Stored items
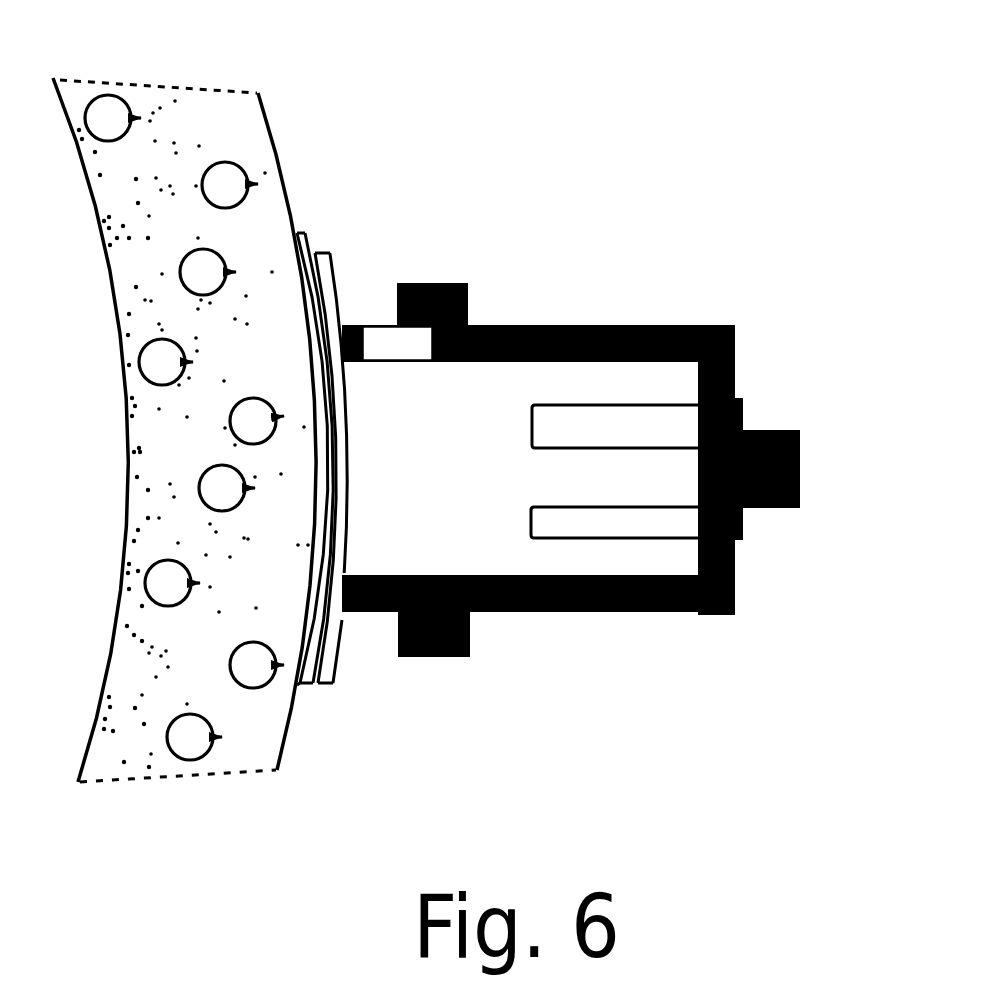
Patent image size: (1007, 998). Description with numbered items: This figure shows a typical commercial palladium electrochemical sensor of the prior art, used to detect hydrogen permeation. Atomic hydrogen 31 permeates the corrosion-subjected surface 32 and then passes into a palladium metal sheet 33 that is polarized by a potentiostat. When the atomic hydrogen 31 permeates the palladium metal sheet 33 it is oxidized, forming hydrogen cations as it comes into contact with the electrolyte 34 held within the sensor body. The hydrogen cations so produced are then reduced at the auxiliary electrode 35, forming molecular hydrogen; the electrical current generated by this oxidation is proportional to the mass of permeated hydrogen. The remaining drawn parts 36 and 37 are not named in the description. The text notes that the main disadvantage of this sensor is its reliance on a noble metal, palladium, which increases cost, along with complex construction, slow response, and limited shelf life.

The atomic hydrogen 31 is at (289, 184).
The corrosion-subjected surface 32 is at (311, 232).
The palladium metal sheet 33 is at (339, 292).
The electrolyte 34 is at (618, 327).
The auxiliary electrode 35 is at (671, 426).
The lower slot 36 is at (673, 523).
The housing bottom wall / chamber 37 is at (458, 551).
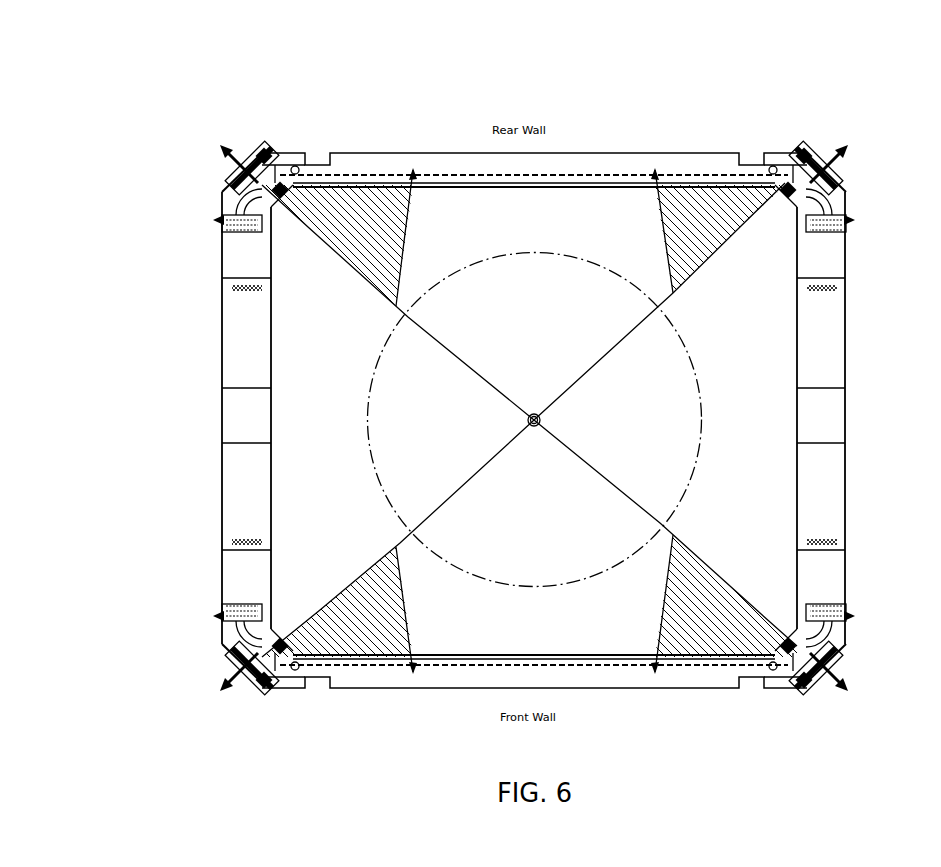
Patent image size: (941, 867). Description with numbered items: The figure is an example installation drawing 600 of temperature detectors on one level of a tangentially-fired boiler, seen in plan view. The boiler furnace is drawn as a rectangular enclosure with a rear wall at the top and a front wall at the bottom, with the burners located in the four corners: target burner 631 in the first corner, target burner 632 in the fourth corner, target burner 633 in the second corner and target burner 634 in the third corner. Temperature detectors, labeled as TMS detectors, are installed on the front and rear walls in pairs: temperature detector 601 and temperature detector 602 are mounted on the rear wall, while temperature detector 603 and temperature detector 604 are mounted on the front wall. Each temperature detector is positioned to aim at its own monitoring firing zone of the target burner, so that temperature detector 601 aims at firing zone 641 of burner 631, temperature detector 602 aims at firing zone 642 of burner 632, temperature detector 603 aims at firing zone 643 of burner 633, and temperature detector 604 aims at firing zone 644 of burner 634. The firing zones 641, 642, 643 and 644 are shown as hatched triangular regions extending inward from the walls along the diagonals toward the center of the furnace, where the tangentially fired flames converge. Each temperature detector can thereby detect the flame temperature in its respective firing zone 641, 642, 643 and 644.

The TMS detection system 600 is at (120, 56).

** THE TASK **
Can you edit the listing above so that every "Patent image size" becomes "Figure dimensions" and nothing else changes? Leave the pictures out of your version.

** EXERCISE ANSWER **
Figure dimensions: (1007, 998). Description with numbered items: This figure shows a typical commercial palladium electrochemical sensor of the prior art, used to detect hydrogen permeation. Atomic hydrogen 31 permeates the corrosion-subjected surface 32 and then passes into a palladium metal sheet 33 that is polarized by a potentiostat. When the atomic hydrogen 31 permeates the palladium metal sheet 33 it is oxidized, forming hydrogen cations as it comes into contact with the electrolyte 34 held within the sensor body. The hydrogen cations so produced are then reduced at the auxiliary electrode 35, forming molecular hydrogen; the electrical current generated by this oxidation is proportional to the mass of permeated hydrogen. The remaining drawn parts 36 and 37 are not named in the description. The text notes that the main disadvantage of this sensor is its reliance on a noble metal, palladium, which increases cost, along with complex construction, slow response, and limited shelf life.

The atomic hydrogen 31 is at (289, 184).
The corrosion-subjected surface 32 is at (311, 232).
The palladium metal sheet 33 is at (339, 292).
The electrolyte 34 is at (618, 327).
The auxiliary electrode 35 is at (671, 426).
The lower slot 36 is at (673, 523).
The housing bottom wall / chamber 37 is at (458, 551).
Figure dimensions: (941, 867). Description with numbered items: The figure is an example installation drawing 600 of temperature detectors on one level of a tangentially-fired boiler, seen in plan view. The boiler furnace is drawn as a rectangular enclosure with a rear wall at the top and a front wall at the bottom, with the burners located in the four corners: target burner 631 in the first corner, target burner 632 in the fourth corner, target burner 633 in the second corner and target burner 634 in the third corner. Temperature detectors, labeled as TMS detectors, are installed on the front and rear walls in pairs: temperature detector 601 and temperature detector 602 are mounted on the rear wall, while temperature detector 603 and temperature detector 604 are mounted on the front wall. Each temperature detector is positioned to aim at its own monitoring firing zone of the target burner, so that temperature detector 601 aims at firing zone 641 of burner 631, temperature detector 602 aims at firing zone 642 of burner 632, temperature detector 603 aims at firing zone 643 of burner 633, and temperature detector 604 aims at firing zone 644 of burner 634. The firing zones 641, 642, 643 and 644 are shown as hatched triangular regions extending inward from the walls along the diagonals toward the center of the furnace, where the tangentially fired flames converge. Each temperature detector can thereby detect the flame temperature in its respective firing zone 641, 642, 643 and 644.

The TMS detection system 600 is at (120, 56).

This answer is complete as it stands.